- Decades:: 1980s; 1990s; 2000s; 2010s; 2020s;
- See also:: History of Michigan; Historical outline of Michigan; List of years in Michigan; 2005 in the United States;

= 2005 in Michigan =

This article reviews 2005 in Michigan, including the state's major office holders, demographics, largest public companies, performance of its sports teams, cultural events, a chronology of the state's top news and sports stories, and notable Michigan-related births and deaths.

==Top stories==
The top news stories in Michigan included:
- A decline in the American automobile business, including slowing demand, high costs, debt downgrades, layoffs, plant closures (including Lansing Car Assembly), and a bankruptcy filing by parts maker Delphi Corporation.
- Northwest Airlines filed for bankruptcy.

The state's top sports stories included:
- The 2004–05 Detroit Pistons season advancing to the NBA Finals for the second consecutive year, and Ben Wallace being named the NBA Defensive Player of the Year.

Data entries:

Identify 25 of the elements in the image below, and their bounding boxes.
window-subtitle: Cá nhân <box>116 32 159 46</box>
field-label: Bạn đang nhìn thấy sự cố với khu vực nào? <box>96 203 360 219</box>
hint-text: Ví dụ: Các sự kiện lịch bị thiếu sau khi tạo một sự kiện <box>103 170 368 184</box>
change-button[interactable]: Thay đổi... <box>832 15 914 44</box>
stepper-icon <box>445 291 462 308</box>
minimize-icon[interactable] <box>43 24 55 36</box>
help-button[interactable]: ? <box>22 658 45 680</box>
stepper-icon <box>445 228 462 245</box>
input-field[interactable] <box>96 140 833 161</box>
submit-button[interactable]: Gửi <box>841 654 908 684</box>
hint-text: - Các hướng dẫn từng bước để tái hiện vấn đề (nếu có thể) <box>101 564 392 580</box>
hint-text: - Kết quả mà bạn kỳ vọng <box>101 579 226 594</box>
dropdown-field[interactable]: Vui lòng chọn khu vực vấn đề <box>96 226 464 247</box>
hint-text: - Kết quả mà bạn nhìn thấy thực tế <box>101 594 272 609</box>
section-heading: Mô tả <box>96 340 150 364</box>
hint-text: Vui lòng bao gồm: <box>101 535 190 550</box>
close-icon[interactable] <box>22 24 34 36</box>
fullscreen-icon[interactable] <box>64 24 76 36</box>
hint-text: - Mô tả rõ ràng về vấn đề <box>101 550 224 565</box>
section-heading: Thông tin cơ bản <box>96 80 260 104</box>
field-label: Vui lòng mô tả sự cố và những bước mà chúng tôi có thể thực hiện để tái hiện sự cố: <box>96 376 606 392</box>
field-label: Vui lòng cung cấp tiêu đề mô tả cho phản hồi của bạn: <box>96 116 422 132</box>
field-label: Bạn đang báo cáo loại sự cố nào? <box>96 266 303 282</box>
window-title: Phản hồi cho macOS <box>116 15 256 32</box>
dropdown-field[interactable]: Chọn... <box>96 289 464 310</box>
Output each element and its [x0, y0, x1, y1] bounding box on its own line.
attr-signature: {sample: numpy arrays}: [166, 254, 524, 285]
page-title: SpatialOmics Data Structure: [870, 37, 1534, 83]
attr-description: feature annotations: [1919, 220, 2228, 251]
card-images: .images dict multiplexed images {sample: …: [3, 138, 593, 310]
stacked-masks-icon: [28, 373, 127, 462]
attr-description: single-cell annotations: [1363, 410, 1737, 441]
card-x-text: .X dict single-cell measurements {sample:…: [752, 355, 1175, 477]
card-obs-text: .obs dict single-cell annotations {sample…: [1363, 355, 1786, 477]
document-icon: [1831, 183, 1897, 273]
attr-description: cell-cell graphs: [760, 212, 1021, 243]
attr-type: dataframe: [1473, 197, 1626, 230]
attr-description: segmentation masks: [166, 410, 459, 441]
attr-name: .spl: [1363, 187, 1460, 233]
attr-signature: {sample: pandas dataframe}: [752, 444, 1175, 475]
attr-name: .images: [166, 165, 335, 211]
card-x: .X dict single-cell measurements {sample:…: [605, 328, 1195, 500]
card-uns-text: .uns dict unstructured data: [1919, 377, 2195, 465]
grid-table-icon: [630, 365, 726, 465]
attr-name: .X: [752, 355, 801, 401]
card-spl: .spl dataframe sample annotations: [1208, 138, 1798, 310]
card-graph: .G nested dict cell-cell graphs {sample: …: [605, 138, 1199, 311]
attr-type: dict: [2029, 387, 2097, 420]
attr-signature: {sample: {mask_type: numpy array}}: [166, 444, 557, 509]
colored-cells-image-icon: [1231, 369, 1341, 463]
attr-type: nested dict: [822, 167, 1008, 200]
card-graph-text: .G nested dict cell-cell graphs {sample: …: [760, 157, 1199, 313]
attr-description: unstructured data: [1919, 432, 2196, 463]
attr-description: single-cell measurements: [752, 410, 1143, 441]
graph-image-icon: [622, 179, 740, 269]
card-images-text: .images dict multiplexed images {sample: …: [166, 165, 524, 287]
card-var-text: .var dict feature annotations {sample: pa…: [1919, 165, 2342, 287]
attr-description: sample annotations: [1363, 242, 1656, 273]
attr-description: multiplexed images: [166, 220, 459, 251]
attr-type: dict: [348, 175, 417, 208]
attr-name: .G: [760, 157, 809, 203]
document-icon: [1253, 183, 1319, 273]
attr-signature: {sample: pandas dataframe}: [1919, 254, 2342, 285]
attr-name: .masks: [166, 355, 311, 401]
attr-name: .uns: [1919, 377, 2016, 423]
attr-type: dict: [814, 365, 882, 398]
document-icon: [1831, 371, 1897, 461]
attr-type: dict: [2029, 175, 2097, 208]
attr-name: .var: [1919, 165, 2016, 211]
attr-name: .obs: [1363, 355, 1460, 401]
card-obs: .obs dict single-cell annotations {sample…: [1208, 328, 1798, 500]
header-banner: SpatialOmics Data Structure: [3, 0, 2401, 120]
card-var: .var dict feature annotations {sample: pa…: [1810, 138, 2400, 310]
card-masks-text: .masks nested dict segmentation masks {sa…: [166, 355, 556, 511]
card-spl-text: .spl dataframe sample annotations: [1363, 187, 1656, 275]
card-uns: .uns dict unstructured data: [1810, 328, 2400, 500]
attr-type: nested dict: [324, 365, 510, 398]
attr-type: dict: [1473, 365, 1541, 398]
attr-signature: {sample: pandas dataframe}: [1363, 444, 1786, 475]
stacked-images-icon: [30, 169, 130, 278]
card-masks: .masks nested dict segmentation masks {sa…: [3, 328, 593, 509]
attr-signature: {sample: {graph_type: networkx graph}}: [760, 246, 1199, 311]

TASK DIRECTIONS:
Answer these questions from the article on 2005 in Michigan:
1. Which parts maker filed for bankruptcy?
2. Which player was named the NBA Defensive Player of the Year?
3. Which airline filed for bankruptcy?

TASK RESPONSE:
1. Delphi Corporation
2. Ben Wallace
3. Northwest Airlines